AVAILABLE DATA:
________________

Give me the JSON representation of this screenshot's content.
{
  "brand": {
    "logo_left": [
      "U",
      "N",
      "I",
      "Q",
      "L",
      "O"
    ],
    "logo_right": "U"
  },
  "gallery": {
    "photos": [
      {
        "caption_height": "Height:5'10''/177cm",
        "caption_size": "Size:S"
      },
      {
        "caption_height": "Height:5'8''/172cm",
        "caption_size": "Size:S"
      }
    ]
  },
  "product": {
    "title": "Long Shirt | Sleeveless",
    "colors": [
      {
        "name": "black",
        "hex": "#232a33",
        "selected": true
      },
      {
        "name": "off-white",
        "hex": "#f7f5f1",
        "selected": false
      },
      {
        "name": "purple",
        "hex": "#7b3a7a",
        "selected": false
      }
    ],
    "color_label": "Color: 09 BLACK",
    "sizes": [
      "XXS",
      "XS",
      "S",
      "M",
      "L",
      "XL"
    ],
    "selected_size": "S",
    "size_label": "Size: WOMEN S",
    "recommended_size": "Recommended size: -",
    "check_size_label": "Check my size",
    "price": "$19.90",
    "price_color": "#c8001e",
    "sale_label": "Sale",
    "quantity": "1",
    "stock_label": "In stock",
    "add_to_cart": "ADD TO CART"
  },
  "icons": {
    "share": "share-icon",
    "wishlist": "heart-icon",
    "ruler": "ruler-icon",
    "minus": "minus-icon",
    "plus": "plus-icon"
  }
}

________________

JOB: Write out all of the records once more, exactly.

OUTPUT:
Give me the JSON representation of this screenshot's content.
{
  "brand": {
    "logo_left": [
      "U",
      "N",
      "I",
      "Q",
      "L",
      "O"
    ],
    "logo_right": "U"
  },
  "gallery": {
    "photos": [
      {
        "caption_height": "Height:5'10''/177cm",
        "caption_size": "Size:S"
      },
      {
        "caption_height": "Height:5'8''/172cm",
        "caption_size": "Size:S"
      }
    ]
  },
  "product": {
    "title": "Long Shirt | Sleeveless",
    "colors": [
      {
        "name": "black",
        "hex": "#232a33",
        "selected": true
      },
      {
        "name": "off-white",
        "hex": "#f7f5f1",
        "selected": false
      },
      {
        "name": "purple",
        "hex": "#7b3a7a",
        "selected": false
      }
    ],
    "color_label": "Color: 09 BLACK",
    "sizes": [
      "XXS",
      "XS",
      "S",
      "M",
      "L",
      "XL"
    ],
    "selected_size": "S",
    "size_label": "Size: WOMEN S",
    "recommended_size": "Recommended size: -",
    "check_size_label": "Check my size",
    "price": "$19.90",
    "price_color": "#c8001e",
    "sale_label": "Sale",
    "quantity": "1",
    "stock_label": "In stock",
    "add_to_cart": "ADD TO CART"
  },
  "icons": {
    "share": "share-icon",
    "wishlist": "heart-icon",
    "ruler": "ruler-icon",
    "minus": "minus-icon",
    "plus": "plus-icon"
  }
}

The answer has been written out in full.